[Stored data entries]
------------------------

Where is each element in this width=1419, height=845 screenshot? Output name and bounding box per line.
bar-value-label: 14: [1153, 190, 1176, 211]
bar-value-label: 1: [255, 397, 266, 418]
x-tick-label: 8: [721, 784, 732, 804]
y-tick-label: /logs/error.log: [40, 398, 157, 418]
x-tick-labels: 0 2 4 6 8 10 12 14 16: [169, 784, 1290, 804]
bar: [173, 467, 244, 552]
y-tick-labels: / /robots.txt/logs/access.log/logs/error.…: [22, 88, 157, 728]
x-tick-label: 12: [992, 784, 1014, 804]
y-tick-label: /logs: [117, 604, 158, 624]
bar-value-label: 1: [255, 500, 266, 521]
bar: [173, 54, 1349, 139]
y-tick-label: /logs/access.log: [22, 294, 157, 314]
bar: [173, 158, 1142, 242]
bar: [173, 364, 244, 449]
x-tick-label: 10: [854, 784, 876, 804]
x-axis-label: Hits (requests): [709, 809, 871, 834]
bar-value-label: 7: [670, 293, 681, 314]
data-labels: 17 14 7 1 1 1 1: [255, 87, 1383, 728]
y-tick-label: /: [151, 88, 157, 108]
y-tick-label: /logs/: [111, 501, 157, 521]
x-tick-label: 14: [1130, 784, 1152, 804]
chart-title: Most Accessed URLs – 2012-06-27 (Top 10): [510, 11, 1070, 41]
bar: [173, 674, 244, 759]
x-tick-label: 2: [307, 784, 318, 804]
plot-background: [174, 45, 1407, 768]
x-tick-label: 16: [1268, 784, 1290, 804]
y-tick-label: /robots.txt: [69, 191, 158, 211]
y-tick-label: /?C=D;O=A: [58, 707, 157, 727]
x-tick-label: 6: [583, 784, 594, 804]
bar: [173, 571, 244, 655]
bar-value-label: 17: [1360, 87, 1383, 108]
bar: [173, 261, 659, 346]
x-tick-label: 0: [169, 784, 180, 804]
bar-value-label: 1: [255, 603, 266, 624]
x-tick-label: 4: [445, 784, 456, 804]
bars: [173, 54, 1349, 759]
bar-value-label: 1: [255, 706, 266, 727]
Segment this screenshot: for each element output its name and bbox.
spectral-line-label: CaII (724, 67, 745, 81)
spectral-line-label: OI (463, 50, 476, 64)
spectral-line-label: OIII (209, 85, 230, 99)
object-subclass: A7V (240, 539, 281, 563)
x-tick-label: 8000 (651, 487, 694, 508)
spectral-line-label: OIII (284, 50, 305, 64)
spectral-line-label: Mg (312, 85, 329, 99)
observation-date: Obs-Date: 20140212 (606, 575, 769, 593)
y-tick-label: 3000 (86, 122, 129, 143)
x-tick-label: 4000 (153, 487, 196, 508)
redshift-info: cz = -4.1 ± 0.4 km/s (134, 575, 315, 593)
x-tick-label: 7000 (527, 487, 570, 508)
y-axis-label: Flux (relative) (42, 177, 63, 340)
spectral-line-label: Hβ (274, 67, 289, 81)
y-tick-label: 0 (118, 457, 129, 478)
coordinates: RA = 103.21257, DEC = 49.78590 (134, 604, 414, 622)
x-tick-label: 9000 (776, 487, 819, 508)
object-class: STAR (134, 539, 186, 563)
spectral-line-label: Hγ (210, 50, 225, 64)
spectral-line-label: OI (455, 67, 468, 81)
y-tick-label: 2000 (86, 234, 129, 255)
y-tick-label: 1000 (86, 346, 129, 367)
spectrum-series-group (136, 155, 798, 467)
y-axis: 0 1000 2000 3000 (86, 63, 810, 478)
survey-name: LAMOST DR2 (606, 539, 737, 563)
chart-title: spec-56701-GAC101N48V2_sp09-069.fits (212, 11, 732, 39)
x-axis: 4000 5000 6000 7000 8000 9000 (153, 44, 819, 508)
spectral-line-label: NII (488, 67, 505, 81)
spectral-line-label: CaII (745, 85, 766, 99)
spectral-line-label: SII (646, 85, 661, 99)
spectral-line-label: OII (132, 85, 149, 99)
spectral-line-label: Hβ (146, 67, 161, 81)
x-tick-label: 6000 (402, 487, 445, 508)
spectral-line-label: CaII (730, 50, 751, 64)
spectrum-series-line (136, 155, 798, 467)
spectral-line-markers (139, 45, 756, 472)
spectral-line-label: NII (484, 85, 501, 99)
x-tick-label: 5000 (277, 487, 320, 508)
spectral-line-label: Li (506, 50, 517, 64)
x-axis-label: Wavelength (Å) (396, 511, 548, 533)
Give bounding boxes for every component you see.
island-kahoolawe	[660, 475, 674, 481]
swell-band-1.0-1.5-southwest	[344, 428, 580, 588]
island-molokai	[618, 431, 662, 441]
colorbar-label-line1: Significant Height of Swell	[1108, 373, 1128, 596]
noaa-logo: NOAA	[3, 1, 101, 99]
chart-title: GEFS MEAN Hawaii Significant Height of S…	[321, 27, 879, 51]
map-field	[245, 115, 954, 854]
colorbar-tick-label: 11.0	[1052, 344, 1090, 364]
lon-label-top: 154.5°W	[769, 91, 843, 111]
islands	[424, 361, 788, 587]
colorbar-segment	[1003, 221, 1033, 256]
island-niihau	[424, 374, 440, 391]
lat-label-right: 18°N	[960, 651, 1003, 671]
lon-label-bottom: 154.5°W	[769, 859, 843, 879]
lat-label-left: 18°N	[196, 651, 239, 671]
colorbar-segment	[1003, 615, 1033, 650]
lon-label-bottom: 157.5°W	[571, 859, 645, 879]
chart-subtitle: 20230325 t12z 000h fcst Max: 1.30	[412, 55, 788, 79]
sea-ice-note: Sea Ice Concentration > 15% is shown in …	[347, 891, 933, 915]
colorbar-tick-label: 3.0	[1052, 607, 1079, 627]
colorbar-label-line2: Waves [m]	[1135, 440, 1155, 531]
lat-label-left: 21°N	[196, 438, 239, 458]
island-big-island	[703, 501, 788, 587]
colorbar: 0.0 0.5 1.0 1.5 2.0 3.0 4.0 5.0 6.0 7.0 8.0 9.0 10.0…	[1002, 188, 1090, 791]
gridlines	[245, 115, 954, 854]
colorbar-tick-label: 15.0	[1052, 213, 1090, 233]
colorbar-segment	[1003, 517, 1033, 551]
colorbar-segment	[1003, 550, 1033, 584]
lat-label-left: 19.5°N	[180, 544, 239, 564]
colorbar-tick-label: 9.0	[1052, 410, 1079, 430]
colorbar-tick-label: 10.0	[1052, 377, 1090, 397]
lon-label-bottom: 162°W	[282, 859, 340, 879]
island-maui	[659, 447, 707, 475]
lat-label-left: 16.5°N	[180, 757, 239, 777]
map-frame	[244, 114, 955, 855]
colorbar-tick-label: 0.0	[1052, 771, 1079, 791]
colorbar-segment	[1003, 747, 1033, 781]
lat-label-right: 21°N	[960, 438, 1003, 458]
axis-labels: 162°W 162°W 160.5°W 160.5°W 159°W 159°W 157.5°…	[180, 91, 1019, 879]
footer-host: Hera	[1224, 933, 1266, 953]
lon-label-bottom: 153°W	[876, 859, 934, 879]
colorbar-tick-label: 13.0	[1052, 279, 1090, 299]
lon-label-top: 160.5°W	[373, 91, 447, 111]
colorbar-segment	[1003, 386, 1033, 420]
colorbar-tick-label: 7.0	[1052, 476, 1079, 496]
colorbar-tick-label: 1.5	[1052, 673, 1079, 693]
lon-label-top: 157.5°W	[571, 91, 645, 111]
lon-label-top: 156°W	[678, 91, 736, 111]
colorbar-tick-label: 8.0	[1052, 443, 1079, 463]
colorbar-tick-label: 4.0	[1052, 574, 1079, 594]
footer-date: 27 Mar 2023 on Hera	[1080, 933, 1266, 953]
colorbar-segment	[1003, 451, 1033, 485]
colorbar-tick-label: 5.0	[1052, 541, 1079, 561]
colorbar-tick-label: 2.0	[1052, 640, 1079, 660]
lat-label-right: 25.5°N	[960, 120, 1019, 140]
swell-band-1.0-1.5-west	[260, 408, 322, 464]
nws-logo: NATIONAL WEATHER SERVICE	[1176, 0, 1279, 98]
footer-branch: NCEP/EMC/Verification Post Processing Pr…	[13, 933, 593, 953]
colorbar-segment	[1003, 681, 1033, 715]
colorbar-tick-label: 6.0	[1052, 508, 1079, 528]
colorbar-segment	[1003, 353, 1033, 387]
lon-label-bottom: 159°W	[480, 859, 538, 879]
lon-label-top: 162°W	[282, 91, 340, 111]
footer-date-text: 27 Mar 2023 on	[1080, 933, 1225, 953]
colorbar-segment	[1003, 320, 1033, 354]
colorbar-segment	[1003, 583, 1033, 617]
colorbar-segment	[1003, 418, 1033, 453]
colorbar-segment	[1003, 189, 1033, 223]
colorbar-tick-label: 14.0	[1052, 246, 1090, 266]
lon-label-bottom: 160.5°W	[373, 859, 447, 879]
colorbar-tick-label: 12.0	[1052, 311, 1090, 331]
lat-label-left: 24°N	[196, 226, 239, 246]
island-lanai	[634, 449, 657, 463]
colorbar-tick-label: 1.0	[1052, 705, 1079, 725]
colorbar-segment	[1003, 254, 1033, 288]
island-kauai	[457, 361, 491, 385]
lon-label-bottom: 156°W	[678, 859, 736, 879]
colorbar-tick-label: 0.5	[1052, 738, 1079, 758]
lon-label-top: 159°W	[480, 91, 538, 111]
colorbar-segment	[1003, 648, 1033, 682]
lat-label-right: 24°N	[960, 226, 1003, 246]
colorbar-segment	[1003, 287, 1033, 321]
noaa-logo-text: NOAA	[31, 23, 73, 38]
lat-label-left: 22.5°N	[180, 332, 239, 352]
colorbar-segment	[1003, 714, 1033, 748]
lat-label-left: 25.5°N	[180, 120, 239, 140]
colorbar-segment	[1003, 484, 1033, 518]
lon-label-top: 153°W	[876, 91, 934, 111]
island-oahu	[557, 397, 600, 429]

------------------------

* [Requirements]: Recast the lines from the first one through the line containing "bar: [173, 364, 244, 449]", inclusive, as a Markdown table with a Row column holding each row number and an Entry column holding the line itself. Omit any blank lines.

* [Response to this exercise]:
| Row | Entry |
|---|---|
| 1 | Where is each element in this width=1419, height=845 screenshot? Output name and bounding box per line. |
| 2 | bar-value-label: 14: [1153, 190, 1176, 211] |
| 3 | bar-value-label: 1: [255, 397, 266, 418] |
| 4 | x-tick-label: 8: [721, 784, 732, 804] |
| 5 | y-tick-label: /logs/error.log: [40, 398, 157, 418] |
| 6 | x-tick-labels: 0 2 4 6 8 10 12 14 16: [169, 784, 1290, 804] |
| 7 | bar: [173, 467, 244, 552] |
| 8 | y-tick-labels: / /robots.txt/logs/access.log/logs/error.…: [22, 88, 157, 728] |
| 9 | x-tick-label: 12: [992, 784, 1014, 804] |
| 10 | y-tick-label: /logs: [117, 604, 158, 624] |
| 11 | bar-value-label: 1: [255, 500, 266, 521] |
| 12 | bar: [173, 54, 1349, 139] |
| 13 | y-tick-label: /logs/access.log: [22, 294, 157, 314] |
| 14 | bar: [173, 158, 1142, 242] |
| 15 | bar: [173, 364, 244, 449] |